(EXERCISE)
Restate the entries below verbatim.

Saved data entries:
┌────────

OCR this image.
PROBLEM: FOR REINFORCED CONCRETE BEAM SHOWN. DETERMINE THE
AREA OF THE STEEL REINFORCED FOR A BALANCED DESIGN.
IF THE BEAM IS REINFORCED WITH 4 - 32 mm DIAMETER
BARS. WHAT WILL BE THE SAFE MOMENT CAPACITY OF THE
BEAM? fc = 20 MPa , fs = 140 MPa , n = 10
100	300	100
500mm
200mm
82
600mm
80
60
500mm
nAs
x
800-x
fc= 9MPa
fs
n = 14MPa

└────────

(TASK ANSWER)
OCR this image.
PROBLEM: FOR REINFORCED CONCRETE BEAM SHOWN. DETERMINE THE
AREA OF THE STEEL REINFORCED FOR A BALANCED DESIGN.
IF THE BEAM IS REINFORCED WITH 4 - 32 mm DIAMETER
BARS. WHAT WILL BE THE SAFE MOMENT CAPACITY OF THE
BEAM? fc = 20 MPa , fs = 140 MPa , n = 10
100	300	100
500mm
200mm
82
600mm
80
60
500mm
nAs
x
800-x
fc= 9MPa
fs
n = 14MPa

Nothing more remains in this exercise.